Excerpted passage
Image analysis – Applications – Biomedical applications
Reexamination Certificate
1999-12-17
2001-05-01
Bella, Matthew C. (Department: 2621)
Image analysis
Applications
Biomedical applications
C382S264000, C382S132000, C600S407000, C378S018000, C514S451000
Reexamination Certificate
active
06226393
ABSTRACT:
This application is the national phase under 35 U.S.C. §371 of PCT International Application No. PCT/DK98/00311 which has an International filing date of Jul. 6, 1998, which designated the United States of America.
The present invention relates to a method for estimating aspects of the bone quality or skeletal status of a vertebrate on the basis of two-dimensional image data comprising information relating to the cortical structure of at least a part of a bone, typically a long or tubular bone. Especially bones comprising a tube (diaphysis) and at least at one end an epiphysis comprising trabecular bone are suitable for use in the present method.
In the present context, skeletal status is taken to relate to e.g. biomechanical competence, cortical homogeneity, cortical resorption (intra-cortical and endosteal resorption), cortical thickness of the bone or a quantification of sensitivity, specificity or accuracy of diagnosis of osteoporosis.
Thus, in a first aspect, the invention relates to a method for estimating the bone quality or skeletal status of a vertebrate on the basis of two-dimensional image data comprising information relating to the cortical bone of at least a part of a bone of the vertebrate, the image data being data obtained by exposing at least the part of the bone to electromagnetic radiation, the method comprising:
determining at least one value representing a variation of a density of cortical bone of the at least part of the bone,
an estimation procedure in which the bone quality or skeletal status of the vertebrate is estimated on the basis of the at least one variation value, and optionally one or more features related to the bone of the vertebrate, and a predetermined relationship between the at least one variation value and optional feature(s) and reference skeletal status or bone quality parameters.
As indicated above, in the present context “skeletal status” is not simply equalled to “bone quantity”, such as Bone Mineral Density, as a loss of cortical tissue (cortical resorption) or cortical inhomogeneity may lead to a disproportionate loss of biomechanical competence.
In fact, it is contemplated that a better estimate of skeletal status or bone quality may be obtained by considering pertinent properties of cortical and cancellous bone individually instead of treating these two types of bones similarly, as it is done in standard densitometric methods.
Normally, at least one variation value will represent a variation in values reflecting a projected cortical density (PCD) in the image data, caused by the X-ray attenuating properties of cortical bone in the part of the bone.
Also, the image data will typically comprise discrete elements (pixels) each relating to an individual part of the bone and each having a value relating to a projected cortical density in the image data at the individual part of the bone.

Records

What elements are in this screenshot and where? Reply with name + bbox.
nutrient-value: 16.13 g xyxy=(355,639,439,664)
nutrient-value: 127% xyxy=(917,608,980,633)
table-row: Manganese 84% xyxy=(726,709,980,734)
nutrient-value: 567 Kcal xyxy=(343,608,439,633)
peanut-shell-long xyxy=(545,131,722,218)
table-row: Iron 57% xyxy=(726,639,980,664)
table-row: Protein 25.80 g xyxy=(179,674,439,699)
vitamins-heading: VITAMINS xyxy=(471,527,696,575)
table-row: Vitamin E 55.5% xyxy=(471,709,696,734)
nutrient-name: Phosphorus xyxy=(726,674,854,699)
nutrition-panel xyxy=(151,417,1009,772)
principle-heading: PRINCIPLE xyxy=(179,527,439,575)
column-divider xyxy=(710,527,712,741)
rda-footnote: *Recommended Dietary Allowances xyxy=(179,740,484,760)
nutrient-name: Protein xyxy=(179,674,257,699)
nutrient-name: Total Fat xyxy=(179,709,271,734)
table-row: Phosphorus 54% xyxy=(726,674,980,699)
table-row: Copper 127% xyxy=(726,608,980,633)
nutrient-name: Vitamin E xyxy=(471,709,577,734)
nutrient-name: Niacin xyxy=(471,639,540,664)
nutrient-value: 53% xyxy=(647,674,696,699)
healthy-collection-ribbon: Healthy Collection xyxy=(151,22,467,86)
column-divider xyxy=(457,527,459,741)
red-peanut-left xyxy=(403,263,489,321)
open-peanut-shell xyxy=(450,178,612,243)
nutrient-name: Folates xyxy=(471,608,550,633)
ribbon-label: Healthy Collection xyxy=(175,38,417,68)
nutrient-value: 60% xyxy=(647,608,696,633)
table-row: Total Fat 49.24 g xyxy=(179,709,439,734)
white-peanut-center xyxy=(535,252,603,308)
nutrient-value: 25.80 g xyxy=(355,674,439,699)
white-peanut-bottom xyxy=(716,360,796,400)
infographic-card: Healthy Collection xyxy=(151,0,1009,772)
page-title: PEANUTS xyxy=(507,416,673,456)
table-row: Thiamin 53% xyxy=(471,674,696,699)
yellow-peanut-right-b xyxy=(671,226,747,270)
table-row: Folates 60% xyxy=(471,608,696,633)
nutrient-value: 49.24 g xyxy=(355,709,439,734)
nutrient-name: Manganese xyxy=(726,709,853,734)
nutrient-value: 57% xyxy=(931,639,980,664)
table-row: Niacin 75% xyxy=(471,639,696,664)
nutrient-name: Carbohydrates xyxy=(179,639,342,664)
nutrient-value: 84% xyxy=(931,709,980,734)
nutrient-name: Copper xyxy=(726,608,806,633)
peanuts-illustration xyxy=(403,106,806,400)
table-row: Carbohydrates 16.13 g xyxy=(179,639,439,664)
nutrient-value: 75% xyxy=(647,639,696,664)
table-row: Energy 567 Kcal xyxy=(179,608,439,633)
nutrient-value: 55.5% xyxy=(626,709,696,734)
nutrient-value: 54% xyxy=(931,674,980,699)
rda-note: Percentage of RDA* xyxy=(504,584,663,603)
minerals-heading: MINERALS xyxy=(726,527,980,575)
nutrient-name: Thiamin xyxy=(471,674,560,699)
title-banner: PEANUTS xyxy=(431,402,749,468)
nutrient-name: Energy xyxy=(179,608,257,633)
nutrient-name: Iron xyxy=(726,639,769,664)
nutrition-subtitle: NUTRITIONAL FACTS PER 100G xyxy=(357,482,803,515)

Tasks to carry out
a. In the patent abstract on bone quality, what is the International filing date of the PCT application?
b. Please carry on with the patent abstract on bone quality from where it stops.

Solved tasks
a. Jul. 6, 1998.

b.
In one embodiment, one or more of the at least one variation value is/are determined by
(a) determining values reflecting the projected cortical density (PCD) in the image data, caused by the X-ray attenuating properties of cortical bone in the part of the bone, for each of a number of locations or areas in the image data,
(b) deriving the one or more variation values from a variation of the determined PCD-values, preferably in a longitudinal direction of the bone.
Even though it is contemplated that the variation of PCD may be used in the present embodiment for substantially all directions in the bone, especially that of the longitudinal direction is found interesting, and especially in long bones, such as the tibia, ulna, and the distal radius, where strong relations to other measures of skeletal status or bone quality have been found.
In fact, it is contemplated that a large number of variation values derived from this variation of PCD in the longitudinal direction of the bone will provide a significant correlation with the failure load of e.g. the hip.
In order to facilitate the determination of the Regions Of Interest used in the bones and to enhance repeatability of the method, it is preferred that the PCD-values are determined at locations or areas situated longitudinally spaced apart within the bone. It is currently preferred that the locations or areas for which the PCD-values are determined are located at predetermined areas or positions in the image, such as along a reproducibly positionable curve in the image, preferably a substantially straight line substantially along a longitudinal axis of the bone.
The PCD-values may be determined in a number of ways, and they may be chosen to relate to different properties of the projected cortical structure. At present, the PCD-value determined for each of the locations or areas may be a value relating to first, second, third or higher order properties of the image data relating to the projected cortical structure at the location or in the area in question.
Preferably, the PCD-values are calculated on the basis of a determination of any property of the Fourier power spectrum, a parametric spectral estimate or of the grey level co-occurrence matrix of information in the image data at the location or in the area in question, the variance of the image data at the location or in the area in question, or a mean value of the size and density of edges in the image data at the location or in the area in question.
Preferably, a PCD-profile is defined by the determined PCD values and a (preferably reproducible) measure relating to the positions of the areas or positions in relation to each other or in relation to a fixed position within the bone, such as, the determined PCD-values as a function of eg a distance from the location or area for which the individual PCD-value was determined to a predetermined reference point. In this situation, at least one of the above one or more variation values is derived from the profile. Values from this profile have been found to correlate especially well with parameters of skeletal status or bone quality. Preferably, the predetermined reference point is also located on the line along which the PCD values are extracted.
Thus, the PCD-profile preferably describes the PCD as a function of the distance between the area or position at which the individual value was derived and the predetermined reference point.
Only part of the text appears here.